Task directions: Scan the material that follows. Copy every line containing the word "köpet".

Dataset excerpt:
---*---

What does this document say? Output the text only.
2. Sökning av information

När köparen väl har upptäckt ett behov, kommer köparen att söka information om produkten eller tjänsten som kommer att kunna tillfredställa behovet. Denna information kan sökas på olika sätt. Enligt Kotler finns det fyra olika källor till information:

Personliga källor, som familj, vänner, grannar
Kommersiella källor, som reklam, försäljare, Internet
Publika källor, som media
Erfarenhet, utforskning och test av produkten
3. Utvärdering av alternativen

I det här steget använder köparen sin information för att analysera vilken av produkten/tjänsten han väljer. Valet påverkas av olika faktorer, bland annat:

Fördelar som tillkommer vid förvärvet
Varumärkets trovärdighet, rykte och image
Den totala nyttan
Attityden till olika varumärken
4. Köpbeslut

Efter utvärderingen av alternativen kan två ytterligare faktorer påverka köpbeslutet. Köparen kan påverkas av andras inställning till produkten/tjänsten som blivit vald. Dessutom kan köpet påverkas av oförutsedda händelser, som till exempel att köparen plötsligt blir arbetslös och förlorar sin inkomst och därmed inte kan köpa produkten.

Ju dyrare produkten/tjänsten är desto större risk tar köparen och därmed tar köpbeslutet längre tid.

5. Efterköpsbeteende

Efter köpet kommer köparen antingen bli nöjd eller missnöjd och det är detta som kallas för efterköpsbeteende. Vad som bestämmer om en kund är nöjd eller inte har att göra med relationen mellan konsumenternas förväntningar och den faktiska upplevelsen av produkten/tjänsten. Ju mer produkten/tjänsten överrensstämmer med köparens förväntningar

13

---*---

Correct answer:
Efter utvärderingen av alternativen kan två ytterligare faktorer påverka köpbeslutet. Köparen kan påverkas av andras inställning till produkten/tjänsten som blivit vald. Dessutom kan köpet påverkas av oförutsedda händelser, som till exempel att köparen plötsligt blir arbetslös och förlorar sin inkomst och därmed inte kan köpa produkten.
Efter köpet kommer köparen antingen bli nöjd eller missnöjd och det är detta som kallas för efterköpsbeteende. Vad som bestämmer om en kund är nöjd eller inte har att göra med relationen mellan konsumenternas förväntningar och den faktiska upplevelsen av produkten/tjänsten. Ju mer produkten/tjänsten överrensstämmer med köparens förväntningar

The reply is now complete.